* Supplied information
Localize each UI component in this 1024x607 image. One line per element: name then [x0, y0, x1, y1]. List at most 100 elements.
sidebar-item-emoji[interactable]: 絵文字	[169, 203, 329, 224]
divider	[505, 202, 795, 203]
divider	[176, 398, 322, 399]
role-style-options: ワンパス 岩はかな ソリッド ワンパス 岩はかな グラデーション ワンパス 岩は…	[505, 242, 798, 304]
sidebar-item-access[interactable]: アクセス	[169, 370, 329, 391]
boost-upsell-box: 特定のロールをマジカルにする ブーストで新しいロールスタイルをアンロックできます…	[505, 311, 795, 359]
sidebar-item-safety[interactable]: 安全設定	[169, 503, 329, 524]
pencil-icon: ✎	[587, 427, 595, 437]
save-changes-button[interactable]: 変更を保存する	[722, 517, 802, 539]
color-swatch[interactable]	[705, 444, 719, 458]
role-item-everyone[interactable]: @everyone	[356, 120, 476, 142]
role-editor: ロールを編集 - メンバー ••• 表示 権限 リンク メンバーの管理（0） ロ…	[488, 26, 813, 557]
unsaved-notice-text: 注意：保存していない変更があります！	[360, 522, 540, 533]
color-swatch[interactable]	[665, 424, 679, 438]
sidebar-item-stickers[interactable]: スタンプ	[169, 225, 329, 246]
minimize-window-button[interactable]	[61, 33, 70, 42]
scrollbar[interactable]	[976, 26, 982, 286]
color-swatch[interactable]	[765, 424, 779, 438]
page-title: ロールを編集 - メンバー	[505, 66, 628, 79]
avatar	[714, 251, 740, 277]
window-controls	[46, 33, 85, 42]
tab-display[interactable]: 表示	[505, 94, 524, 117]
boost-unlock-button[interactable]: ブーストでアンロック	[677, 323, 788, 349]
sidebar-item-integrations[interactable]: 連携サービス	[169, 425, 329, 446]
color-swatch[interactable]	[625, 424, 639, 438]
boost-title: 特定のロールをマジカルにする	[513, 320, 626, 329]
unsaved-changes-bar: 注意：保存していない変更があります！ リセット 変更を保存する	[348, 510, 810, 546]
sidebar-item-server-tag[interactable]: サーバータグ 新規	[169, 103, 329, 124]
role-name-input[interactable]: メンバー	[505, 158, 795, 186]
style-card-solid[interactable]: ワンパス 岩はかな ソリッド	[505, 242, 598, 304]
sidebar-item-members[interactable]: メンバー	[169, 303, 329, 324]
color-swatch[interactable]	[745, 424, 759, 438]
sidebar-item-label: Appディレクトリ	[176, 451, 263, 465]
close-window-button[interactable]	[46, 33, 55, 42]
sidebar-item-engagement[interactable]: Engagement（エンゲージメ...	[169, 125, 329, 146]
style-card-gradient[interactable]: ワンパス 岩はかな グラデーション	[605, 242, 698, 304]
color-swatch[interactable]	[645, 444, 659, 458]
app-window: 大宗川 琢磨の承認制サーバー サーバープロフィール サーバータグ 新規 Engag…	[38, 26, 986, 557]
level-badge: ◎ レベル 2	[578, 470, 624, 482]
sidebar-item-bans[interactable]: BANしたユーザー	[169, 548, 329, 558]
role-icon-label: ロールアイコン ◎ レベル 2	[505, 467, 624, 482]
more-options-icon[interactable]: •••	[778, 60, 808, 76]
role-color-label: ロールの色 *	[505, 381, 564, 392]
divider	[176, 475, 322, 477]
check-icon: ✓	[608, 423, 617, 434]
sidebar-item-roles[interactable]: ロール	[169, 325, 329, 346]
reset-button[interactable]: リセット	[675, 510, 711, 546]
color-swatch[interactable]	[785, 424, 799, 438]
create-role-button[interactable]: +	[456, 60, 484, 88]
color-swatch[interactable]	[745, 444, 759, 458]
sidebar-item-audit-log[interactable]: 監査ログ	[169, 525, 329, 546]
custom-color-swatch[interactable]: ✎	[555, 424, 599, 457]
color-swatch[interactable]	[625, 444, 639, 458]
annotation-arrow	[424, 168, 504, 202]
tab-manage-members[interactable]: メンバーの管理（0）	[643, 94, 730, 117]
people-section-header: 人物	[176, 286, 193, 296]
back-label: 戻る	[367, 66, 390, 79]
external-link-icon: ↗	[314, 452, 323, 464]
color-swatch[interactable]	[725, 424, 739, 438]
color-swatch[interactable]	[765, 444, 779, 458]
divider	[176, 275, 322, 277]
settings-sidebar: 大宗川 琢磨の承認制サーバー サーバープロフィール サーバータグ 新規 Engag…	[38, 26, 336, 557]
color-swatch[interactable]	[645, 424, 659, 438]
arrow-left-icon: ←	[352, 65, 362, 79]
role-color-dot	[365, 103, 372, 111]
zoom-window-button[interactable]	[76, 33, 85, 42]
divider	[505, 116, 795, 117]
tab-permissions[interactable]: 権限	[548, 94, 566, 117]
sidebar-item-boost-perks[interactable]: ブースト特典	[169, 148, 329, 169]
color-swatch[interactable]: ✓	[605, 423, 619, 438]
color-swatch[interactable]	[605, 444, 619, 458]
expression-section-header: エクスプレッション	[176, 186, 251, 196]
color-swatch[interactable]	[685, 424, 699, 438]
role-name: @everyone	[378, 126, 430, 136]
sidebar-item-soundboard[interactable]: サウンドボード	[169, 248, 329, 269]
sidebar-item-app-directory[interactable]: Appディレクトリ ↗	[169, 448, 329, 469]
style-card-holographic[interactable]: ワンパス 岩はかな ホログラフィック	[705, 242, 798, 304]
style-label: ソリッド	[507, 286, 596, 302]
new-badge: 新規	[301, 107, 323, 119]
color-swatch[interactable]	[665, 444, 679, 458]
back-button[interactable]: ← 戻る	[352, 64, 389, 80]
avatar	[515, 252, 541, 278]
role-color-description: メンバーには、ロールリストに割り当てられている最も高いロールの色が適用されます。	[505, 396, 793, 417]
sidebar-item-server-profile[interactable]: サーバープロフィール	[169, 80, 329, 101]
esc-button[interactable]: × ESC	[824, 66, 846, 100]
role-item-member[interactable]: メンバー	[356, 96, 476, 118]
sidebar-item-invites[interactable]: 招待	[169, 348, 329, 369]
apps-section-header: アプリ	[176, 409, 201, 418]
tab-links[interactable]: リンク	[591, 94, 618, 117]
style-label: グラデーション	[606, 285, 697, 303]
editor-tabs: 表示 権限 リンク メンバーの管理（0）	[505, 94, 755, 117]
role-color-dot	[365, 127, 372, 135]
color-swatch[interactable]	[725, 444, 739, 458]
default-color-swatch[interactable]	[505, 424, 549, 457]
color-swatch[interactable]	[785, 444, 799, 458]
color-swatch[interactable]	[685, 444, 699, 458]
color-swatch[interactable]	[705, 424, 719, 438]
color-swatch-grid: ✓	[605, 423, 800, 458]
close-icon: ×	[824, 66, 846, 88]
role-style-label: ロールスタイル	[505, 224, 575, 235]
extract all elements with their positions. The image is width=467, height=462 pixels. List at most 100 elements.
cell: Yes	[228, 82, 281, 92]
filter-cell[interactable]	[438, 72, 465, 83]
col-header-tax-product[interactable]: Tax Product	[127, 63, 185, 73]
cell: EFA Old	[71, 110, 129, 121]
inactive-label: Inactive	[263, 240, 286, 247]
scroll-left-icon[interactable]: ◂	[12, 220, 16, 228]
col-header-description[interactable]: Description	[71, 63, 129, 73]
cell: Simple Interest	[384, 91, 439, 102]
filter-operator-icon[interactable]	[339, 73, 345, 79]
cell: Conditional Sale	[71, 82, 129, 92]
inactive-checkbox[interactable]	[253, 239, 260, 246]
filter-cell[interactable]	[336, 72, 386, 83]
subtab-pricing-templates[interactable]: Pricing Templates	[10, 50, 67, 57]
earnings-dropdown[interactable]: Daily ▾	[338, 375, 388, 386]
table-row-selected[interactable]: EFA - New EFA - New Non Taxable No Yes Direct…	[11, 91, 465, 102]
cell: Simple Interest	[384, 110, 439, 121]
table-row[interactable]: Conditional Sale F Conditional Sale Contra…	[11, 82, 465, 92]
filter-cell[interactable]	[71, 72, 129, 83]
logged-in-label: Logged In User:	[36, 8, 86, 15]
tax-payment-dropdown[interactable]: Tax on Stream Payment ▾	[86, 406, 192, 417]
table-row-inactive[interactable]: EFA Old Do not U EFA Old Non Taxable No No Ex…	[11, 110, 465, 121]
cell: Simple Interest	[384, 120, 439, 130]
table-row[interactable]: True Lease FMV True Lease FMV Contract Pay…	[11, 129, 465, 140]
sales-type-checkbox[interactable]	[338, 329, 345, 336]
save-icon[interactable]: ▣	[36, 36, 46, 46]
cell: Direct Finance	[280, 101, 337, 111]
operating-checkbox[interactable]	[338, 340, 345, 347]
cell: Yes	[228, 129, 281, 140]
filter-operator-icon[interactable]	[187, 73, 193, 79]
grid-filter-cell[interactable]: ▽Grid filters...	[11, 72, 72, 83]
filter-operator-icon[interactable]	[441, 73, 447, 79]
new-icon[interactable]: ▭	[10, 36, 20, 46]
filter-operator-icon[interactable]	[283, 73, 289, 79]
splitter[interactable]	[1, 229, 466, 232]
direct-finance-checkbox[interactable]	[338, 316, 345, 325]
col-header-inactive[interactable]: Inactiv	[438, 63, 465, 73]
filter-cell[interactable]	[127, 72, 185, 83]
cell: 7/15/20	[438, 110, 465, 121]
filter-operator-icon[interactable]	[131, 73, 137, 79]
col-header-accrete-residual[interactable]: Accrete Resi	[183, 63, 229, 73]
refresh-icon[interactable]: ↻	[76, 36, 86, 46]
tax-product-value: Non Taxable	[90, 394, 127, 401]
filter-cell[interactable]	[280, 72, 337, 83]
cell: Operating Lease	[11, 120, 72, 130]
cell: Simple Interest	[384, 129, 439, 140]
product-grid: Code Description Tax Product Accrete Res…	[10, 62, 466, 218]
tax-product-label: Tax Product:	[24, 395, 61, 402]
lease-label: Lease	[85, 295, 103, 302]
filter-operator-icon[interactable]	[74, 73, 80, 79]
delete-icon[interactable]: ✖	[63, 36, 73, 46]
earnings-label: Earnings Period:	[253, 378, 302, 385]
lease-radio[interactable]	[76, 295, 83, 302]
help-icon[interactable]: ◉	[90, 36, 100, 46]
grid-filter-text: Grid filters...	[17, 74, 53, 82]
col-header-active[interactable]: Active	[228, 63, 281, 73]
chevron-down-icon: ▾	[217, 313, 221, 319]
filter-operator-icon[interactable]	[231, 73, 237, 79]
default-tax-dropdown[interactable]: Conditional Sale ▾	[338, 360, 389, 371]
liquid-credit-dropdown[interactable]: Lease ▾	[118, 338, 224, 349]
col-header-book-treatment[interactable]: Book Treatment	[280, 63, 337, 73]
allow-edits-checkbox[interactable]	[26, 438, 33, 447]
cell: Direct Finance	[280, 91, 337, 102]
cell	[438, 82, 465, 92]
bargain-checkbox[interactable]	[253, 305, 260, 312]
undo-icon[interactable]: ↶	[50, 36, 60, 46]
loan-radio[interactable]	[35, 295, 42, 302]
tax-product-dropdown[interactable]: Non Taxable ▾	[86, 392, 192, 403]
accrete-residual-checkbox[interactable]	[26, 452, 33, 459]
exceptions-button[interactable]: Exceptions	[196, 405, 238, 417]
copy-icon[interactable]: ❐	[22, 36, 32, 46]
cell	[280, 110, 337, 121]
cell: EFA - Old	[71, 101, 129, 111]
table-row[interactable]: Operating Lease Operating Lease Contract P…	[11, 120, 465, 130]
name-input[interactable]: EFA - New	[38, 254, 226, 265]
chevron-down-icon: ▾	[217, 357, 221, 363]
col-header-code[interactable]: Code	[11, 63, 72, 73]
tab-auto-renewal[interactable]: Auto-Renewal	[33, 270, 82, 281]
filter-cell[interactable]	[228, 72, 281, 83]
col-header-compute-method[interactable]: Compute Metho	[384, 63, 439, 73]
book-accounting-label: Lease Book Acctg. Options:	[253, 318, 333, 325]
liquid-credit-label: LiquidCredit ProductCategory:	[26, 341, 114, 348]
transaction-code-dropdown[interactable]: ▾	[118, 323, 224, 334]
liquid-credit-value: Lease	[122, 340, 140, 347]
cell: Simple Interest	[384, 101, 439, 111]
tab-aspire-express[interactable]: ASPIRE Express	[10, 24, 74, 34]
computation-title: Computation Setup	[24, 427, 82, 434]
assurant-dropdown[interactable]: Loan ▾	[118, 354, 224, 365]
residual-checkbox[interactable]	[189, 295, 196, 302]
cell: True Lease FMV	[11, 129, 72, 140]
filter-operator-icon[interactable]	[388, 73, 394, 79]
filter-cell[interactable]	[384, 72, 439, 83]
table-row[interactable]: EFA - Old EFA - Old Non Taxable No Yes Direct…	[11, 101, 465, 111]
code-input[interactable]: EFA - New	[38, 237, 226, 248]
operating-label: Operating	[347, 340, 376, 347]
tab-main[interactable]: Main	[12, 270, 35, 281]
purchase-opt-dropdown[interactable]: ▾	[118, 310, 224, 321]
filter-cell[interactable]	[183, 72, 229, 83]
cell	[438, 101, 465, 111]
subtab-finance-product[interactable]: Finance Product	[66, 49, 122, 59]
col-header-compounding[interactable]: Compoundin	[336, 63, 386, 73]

* The task
Copy the records word for word, from their first line through the line that contains "225, 329, 246]", including both of those lines.

* Response
Localize each UI component in this 1024x607 image. One line per element: name then [x0, y0, x1, y1]. List at most 100 elements.
sidebar-item-emoji[interactable]: 絵文字	[169, 203, 329, 224]
divider	[505, 202, 795, 203]
divider	[176, 398, 322, 399]
role-style-options: ワンパス 岩はかな ソリッド ワンパス 岩はかな グラデーション ワンパス 岩は…	[505, 242, 798, 304]
sidebar-item-access[interactable]: アクセス	[169, 370, 329, 391]
boost-upsell-box: 特定のロールをマジカルにする ブーストで新しいロールスタイルをアンロックできます…	[505, 311, 795, 359]
sidebar-item-safety[interactable]: 安全設定	[169, 503, 329, 524]
pencil-icon: ✎	[587, 427, 595, 437]
save-changes-button[interactable]: 変更を保存する	[722, 517, 802, 539]
color-swatch[interactable]	[705, 444, 719, 458]
role-item-everyone[interactable]: @everyone	[356, 120, 476, 142]
role-editor: ロールを編集 - メンバー ••• 表示 権限 リンク メンバーの管理（0） ロ…	[488, 26, 813, 557]
unsaved-notice-text: 注意：保存していない変更があります！	[360, 522, 540, 533]
color-swatch[interactable]	[665, 424, 679, 438]
sidebar-item-stickers[interactable]: スタンプ	[169, 225, 329, 246]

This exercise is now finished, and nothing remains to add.